Saved data entries
☆ ☆ ☆ ☆

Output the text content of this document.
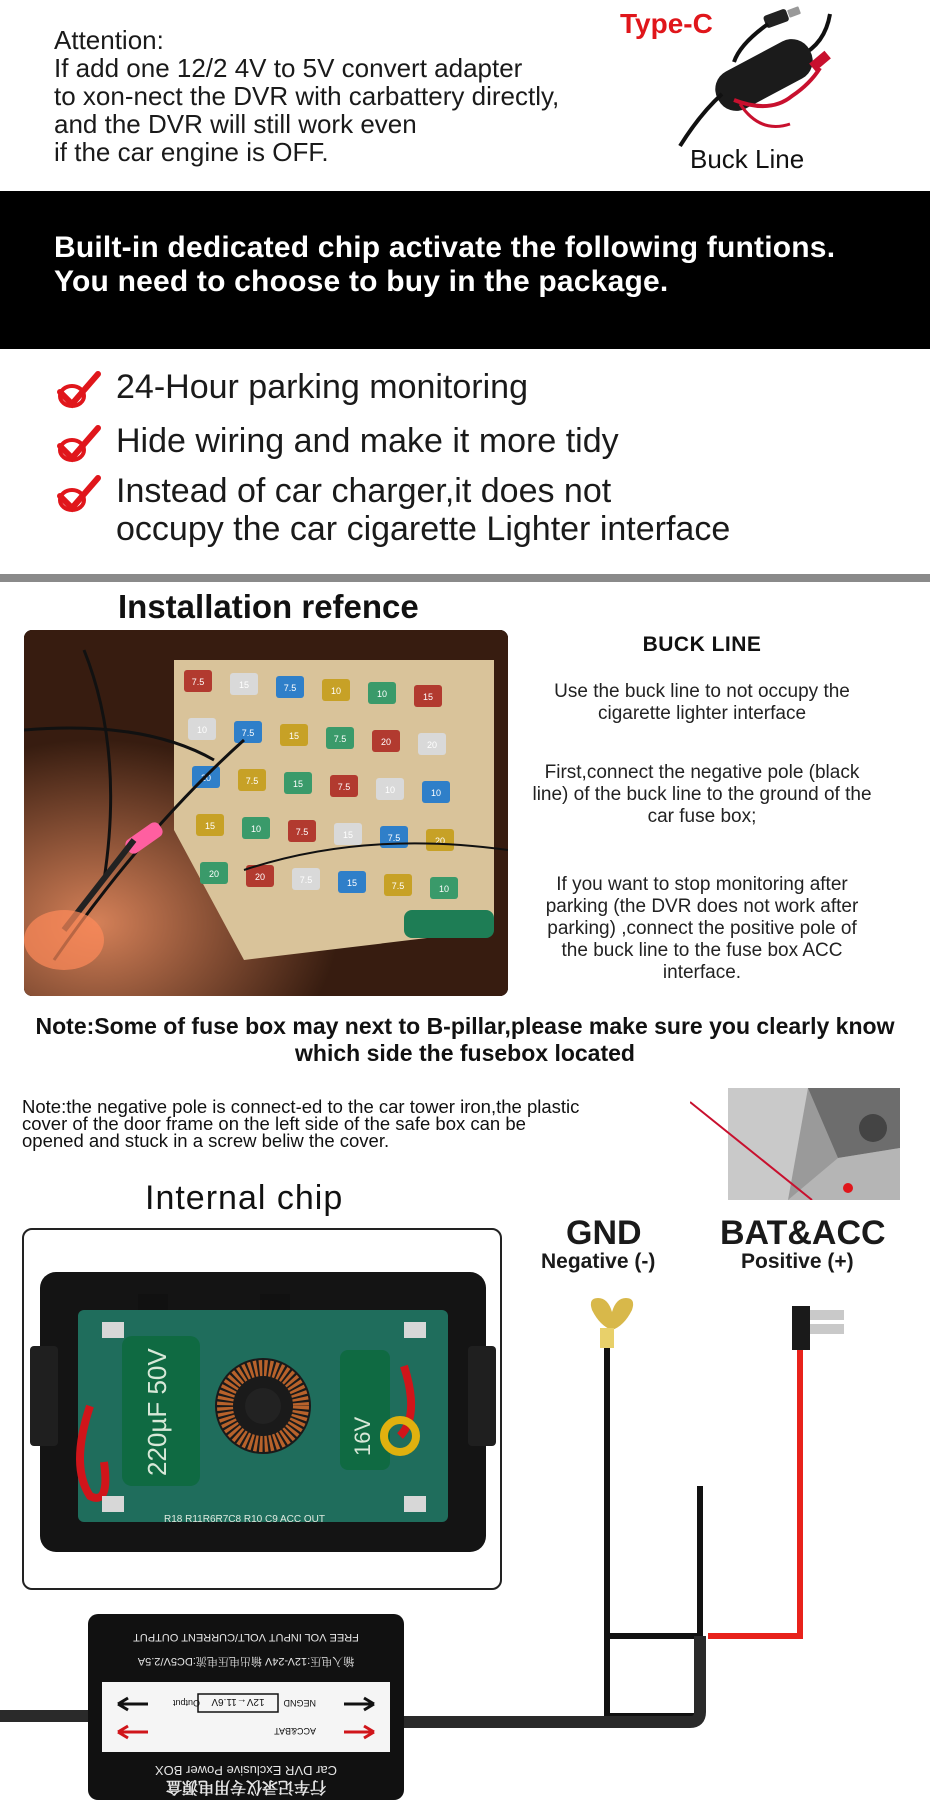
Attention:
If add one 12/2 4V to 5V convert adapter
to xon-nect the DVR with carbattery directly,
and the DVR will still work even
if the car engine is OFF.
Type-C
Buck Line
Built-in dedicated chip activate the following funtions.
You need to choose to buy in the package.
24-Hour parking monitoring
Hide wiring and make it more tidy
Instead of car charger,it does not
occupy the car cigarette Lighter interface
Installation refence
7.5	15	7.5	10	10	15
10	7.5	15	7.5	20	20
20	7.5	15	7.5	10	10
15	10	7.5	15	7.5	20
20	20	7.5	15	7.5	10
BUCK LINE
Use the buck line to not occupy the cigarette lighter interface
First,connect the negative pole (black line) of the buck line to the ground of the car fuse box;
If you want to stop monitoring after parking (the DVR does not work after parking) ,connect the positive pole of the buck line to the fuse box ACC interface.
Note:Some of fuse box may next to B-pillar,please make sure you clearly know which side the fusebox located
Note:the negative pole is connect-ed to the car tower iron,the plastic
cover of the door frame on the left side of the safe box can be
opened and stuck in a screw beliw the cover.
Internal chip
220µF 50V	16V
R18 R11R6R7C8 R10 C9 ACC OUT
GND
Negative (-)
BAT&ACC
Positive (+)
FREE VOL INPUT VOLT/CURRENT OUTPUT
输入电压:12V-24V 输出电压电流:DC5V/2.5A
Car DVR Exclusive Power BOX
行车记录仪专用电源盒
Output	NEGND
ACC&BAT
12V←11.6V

☆ ☆ ☆ ☆

■ EXERCISE DESCRIPTION: Without including the pictures, reproduce all entries exactly.

■ TASK OUTPUT:
Output the text content of this document.
Attention:
If add one 12/2 4V to 5V convert adapter
to xon-nect the DVR with carbattery directly,
and the DVR will still work even
if the car engine is OFF.
Type-C
Buck Line
Built-in dedicated chip activate the following funtions.
You need to choose to buy in the package.
24-Hour parking monitoring
Hide wiring and make it more tidy
Instead of car charger,it does not
occupy the car cigarette Lighter interface
Installation refence
7.5	15	7.5	10	10	15
10	7.5	15	7.5	20	20
20	7.5	15	7.5	10	10
15	10	7.5	15	7.5	20
20	20	7.5	15	7.5	10
BUCK LINE
Use the buck line to not occupy the cigarette lighter interface
First,connect the negative pole (black line) of the buck line to the ground of the car fuse box;
If you want to stop monitoring after parking (the DVR does not work after parking) ,connect the positive pole of the buck line to the fuse box ACC interface.
Note:Some of fuse box may next to B-pillar,please make sure you clearly know which side the fusebox located
Note:the negative pole is connect-ed to the car tower iron,the plastic
cover of the door frame on the left side of the safe box can be
opened and stuck in a screw beliw the cover.
Internal chip
220µF 50V	16V
R18 R11R6R7C8 R10 C9 ACC OUT
GND
Negative (-)
BAT&ACC
Positive (+)
FREE VOL INPUT VOLT/CURRENT OUTPUT
输入电压:12V-24V 输出电压电流:DC5V/2.5A
Car DVR Exclusive Power BOX
行车记录仪专用电源盒
Output	NEGND
ACC&BAT
12V←11.6V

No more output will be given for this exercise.